____ THE RECORDS
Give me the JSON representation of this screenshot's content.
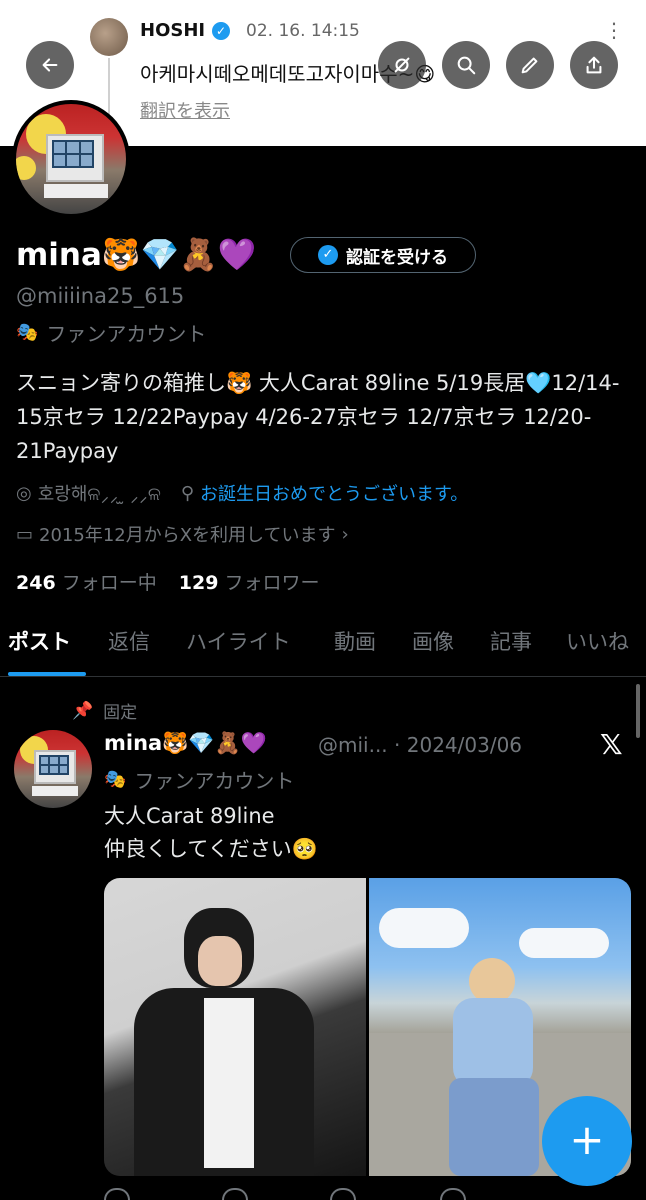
{
  "overlay_tweet": {
    "user_name": "HOSHI",
    "date": "02. 16. 14:15",
    "text": "아케마시떼오메데또고자이마수~😋",
    "translate_label": "翻訳を表示"
  },
  "header_buttons": [
    "back-icon",
    "grok-icon",
    "search-icon",
    "edit-icon",
    "share-icon"
  ],
  "profile": {
    "name": "mina🐯💎🧸💜",
    "verify_button": "認証を受ける",
    "handle": "@miiiina25_615",
    "label": "ファンアカウント",
    "bio": "スニョン寄りの箱推し🐯 大人Carat 89line 5/19長居🩵12/14-15京セラ 12/22Paypay 4/26-27京セラ 12/7京セラ 12/20-21Paypay",
    "location": "호랑해ଳ⸝⸝ ̫ ⸝⸝ଳ",
    "birthday": "お誕生日おめでとうございます。",
    "joined": "2015年12月からXを利用しています",
    "following_count": "246",
    "following_label": "フォロー中",
    "followers_count": "129",
    "followers_label": "フォロワー"
  },
  "tabs": [
    "ポスト",
    "返信",
    "ハイライト",
    "動画",
    "画像",
    "記事",
    "いいね"
  ],
  "active_tab": "ポスト",
  "post": {
    "pinned_label": "固定",
    "name": "mina🐯💎🧸💜",
    "handle_date": "@mii... · 2024/03/06",
    "label": "ファンアカウント",
    "line1": "大人Carat 89line",
    "line2": "仲良くしてください🥺"
  },
  "fab_label": "+",
  "colors": {
    "accent": "#1d9bf0",
    "background": "#000000",
    "text": "#e7e9ea",
    "muted": "#71767b"
  }
}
________
• WHAT YOU WILL DO: Will you restate every entry word for word and omit the images?

• TASK ANSWER:
Give me the JSON representation of this screenshot's content.
{
  "overlay_tweet": {
    "user_name": "HOSHI",
    "date": "02. 16. 14:15",
    "text": "아케마시떼오메데또고자이마수~😋",
    "translate_label": "翻訳を表示"
  },
  "header_buttons": [
    "back-icon",
    "grok-icon",
    "search-icon",
    "edit-icon",
    "share-icon"
  ],
  "profile": {
    "name": "mina🐯💎🧸💜",
    "verify_button": "認証を受ける",
    "handle": "@miiiina25_615",
    "label": "ファンアカウント",
    "bio": "スニョン寄りの箱推し🐯 大人Carat 89line 5/19長居🩵12/14-15京セラ 12/22Paypay 4/26-27京セラ 12/7京セラ 12/20-21Paypay",
    "location": "호랑해ଳ⸝⸝ ̫ ⸝⸝ଳ",
    "birthday": "お誕生日おめでとうございます。",
    "joined": "2015年12月からXを利用しています",
    "following_count": "246",
    "following_label": "フォロー中",
    "followers_count": "129",
    "followers_label": "フォロワー"
  },
  "tabs": [
    "ポスト",
    "返信",
    "ハイライト",
    "動画",
    "画像",
    "記事",
    "いいね"
  ],
  "active_tab": "ポスト",
  "post": {
    "pinned_label": "固定",
    "name": "mina🐯💎🧸💜",
    "handle_date": "@mii... · 2024/03/06",
    "label": "ファンアカウント",
    "line1": "大人Carat 89line",
    "line2": "仲良くしてください🥺"
  },
  "fab_label": "+",
  "colors": {
    "accent": "#1d9bf0",
    "background": "#000000",
    "text": "#e7e9ea",
    "muted": "#71767b"
  }
}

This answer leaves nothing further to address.